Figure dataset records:
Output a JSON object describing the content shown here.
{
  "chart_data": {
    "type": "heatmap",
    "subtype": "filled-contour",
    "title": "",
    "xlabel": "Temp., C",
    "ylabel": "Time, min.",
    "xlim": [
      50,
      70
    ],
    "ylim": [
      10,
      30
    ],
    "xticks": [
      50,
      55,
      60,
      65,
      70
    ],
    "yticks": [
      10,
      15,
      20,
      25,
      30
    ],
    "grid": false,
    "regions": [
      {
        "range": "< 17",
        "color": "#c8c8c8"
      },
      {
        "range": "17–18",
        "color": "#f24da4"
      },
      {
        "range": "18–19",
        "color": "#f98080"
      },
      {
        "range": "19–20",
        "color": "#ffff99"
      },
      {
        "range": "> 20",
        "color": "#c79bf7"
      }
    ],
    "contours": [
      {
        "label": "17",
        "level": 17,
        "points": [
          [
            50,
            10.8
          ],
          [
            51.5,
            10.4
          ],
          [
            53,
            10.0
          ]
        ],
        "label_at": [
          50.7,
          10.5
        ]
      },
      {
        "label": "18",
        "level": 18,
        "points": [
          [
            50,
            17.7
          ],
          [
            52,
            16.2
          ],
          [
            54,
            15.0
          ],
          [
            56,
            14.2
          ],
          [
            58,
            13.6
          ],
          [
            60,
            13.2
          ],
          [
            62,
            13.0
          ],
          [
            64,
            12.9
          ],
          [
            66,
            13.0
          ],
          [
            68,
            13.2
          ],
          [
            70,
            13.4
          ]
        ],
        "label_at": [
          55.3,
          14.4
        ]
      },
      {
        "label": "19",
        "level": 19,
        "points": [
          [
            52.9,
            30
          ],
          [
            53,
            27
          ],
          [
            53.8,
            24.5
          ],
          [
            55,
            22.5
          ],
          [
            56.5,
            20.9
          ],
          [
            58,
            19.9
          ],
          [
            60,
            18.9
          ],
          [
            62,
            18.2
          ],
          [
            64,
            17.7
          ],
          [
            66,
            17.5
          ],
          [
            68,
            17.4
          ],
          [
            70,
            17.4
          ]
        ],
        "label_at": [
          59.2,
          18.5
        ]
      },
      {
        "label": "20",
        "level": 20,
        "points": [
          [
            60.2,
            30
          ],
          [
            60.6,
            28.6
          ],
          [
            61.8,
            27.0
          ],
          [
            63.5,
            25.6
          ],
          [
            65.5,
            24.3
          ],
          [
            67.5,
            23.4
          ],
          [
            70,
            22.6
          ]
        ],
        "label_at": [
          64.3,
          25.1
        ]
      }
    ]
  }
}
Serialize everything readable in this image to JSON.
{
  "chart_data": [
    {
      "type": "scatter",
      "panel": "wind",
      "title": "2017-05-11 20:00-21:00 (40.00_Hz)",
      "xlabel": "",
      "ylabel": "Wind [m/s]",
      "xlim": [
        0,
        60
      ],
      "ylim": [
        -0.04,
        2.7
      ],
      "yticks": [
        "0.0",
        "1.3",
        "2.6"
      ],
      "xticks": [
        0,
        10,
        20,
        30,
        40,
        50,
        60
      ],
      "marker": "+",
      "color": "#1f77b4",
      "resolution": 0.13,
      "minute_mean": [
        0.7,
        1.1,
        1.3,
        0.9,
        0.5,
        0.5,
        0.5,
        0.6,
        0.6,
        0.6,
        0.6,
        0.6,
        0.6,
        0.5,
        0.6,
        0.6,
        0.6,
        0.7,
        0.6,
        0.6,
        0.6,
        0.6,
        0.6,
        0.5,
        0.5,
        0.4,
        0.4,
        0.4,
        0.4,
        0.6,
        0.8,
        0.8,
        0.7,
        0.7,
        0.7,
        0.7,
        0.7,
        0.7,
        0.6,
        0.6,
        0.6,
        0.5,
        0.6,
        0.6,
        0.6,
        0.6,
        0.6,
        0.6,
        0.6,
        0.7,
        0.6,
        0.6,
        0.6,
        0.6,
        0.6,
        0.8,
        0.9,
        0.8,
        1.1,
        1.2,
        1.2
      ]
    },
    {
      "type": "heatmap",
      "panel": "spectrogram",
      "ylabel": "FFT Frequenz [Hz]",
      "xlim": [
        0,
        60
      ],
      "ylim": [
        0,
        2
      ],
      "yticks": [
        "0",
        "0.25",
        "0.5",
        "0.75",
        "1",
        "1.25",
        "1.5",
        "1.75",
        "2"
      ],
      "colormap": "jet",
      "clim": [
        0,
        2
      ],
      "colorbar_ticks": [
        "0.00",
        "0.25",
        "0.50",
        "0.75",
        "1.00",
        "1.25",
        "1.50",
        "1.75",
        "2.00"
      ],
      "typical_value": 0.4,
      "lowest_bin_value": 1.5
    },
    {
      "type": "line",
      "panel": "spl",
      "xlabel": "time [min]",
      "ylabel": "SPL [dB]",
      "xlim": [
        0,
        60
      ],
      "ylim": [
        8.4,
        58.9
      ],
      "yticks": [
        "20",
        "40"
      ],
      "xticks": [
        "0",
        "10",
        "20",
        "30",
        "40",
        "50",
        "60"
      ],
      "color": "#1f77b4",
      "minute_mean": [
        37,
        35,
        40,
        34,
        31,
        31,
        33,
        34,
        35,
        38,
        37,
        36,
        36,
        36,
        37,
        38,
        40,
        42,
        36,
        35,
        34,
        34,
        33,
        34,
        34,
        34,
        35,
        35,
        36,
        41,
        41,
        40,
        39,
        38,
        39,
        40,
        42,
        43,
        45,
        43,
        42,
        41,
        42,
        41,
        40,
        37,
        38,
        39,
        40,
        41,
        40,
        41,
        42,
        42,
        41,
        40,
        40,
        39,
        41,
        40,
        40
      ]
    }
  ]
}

---

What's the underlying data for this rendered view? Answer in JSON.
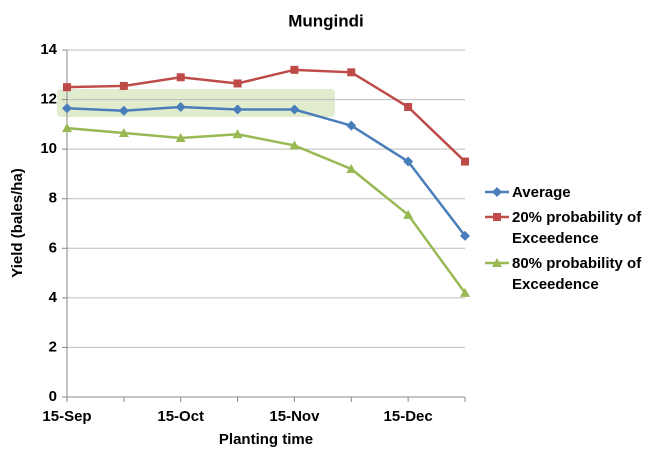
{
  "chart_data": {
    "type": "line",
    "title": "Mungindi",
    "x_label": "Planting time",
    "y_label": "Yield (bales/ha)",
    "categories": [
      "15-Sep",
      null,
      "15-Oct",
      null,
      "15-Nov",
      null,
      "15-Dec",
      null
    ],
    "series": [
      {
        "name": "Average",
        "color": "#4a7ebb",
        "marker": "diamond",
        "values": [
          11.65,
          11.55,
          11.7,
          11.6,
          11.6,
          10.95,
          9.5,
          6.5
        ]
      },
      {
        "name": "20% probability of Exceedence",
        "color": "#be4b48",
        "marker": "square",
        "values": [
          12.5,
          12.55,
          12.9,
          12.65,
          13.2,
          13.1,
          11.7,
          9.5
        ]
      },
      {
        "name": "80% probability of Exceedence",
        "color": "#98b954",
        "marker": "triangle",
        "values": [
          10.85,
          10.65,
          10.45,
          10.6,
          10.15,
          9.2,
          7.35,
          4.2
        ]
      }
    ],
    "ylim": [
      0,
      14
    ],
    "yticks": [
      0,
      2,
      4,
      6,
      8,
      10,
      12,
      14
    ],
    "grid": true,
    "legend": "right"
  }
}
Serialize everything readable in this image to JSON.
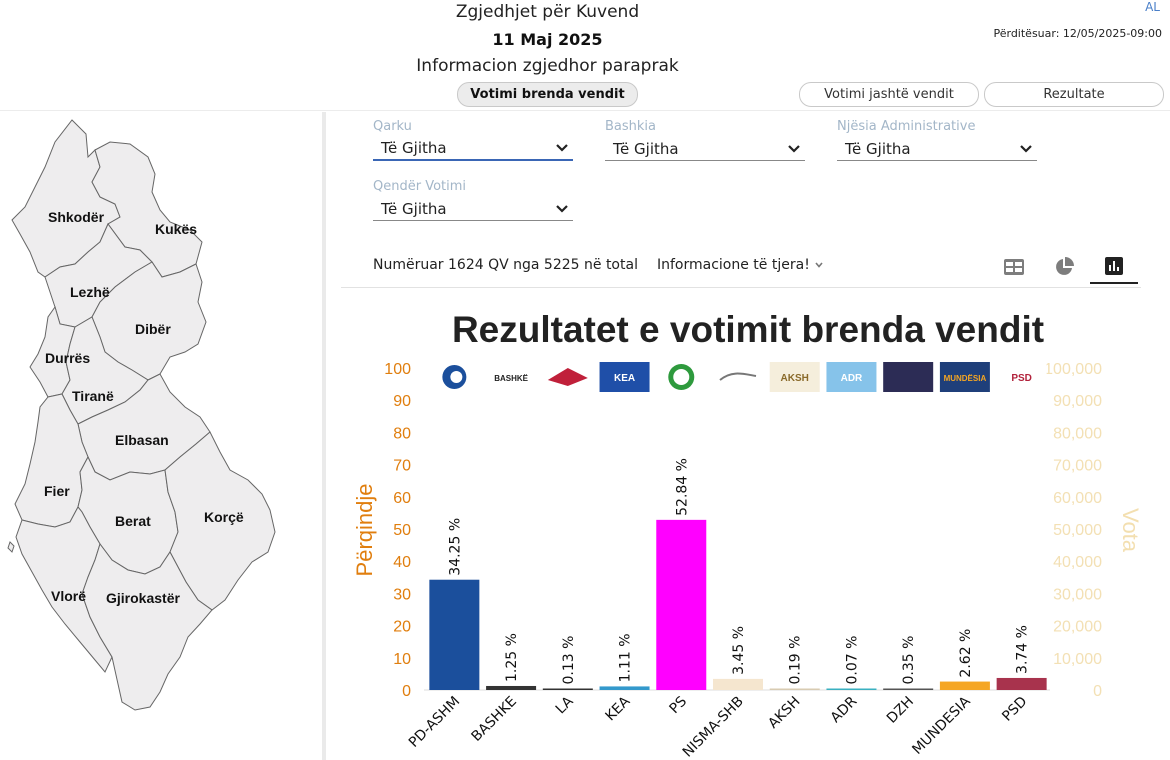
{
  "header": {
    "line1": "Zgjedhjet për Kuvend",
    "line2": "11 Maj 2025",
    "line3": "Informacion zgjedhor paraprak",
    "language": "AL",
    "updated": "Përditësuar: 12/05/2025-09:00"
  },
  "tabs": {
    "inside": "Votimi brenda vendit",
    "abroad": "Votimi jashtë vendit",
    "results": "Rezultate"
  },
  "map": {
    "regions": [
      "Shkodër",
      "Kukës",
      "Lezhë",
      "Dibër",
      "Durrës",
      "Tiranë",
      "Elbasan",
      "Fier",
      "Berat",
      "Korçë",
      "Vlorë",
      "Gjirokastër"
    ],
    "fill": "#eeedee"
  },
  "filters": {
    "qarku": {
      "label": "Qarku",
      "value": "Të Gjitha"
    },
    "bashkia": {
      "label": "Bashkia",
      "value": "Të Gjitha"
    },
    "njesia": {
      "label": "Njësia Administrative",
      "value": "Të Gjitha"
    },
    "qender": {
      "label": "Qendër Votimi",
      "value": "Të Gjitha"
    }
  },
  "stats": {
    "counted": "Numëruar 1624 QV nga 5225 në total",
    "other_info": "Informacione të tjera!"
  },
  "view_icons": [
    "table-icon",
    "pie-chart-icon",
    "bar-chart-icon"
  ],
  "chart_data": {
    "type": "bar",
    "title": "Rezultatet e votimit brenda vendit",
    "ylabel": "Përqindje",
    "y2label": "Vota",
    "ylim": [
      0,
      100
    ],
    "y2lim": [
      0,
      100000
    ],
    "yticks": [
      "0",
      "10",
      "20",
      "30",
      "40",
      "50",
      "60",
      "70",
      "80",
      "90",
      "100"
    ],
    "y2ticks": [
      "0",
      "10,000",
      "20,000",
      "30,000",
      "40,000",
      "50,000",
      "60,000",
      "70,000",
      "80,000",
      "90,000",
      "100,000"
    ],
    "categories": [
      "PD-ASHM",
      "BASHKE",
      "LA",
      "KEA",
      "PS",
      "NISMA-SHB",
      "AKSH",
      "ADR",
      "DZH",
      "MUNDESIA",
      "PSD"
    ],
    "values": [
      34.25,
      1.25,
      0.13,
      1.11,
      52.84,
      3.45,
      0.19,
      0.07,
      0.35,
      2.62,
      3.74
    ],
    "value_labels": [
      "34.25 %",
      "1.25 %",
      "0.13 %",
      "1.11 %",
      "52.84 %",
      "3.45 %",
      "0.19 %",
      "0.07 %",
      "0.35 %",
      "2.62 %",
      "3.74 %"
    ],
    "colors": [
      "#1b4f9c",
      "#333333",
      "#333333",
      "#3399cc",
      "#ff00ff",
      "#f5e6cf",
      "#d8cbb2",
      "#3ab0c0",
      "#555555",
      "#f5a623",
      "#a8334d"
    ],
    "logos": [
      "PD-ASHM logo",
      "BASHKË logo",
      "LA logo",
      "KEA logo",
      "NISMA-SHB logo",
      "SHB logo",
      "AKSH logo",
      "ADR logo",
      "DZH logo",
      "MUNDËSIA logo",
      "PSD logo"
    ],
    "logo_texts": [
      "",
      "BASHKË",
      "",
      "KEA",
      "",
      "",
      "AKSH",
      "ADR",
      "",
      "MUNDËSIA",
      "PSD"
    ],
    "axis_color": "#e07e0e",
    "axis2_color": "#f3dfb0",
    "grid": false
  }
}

(Your task) From the listing above, collect each line in which the string "Exceedence" appears.

(Response)
        "name": "20% probability of Exceedence",
        "name": "80% probability of Exceedence",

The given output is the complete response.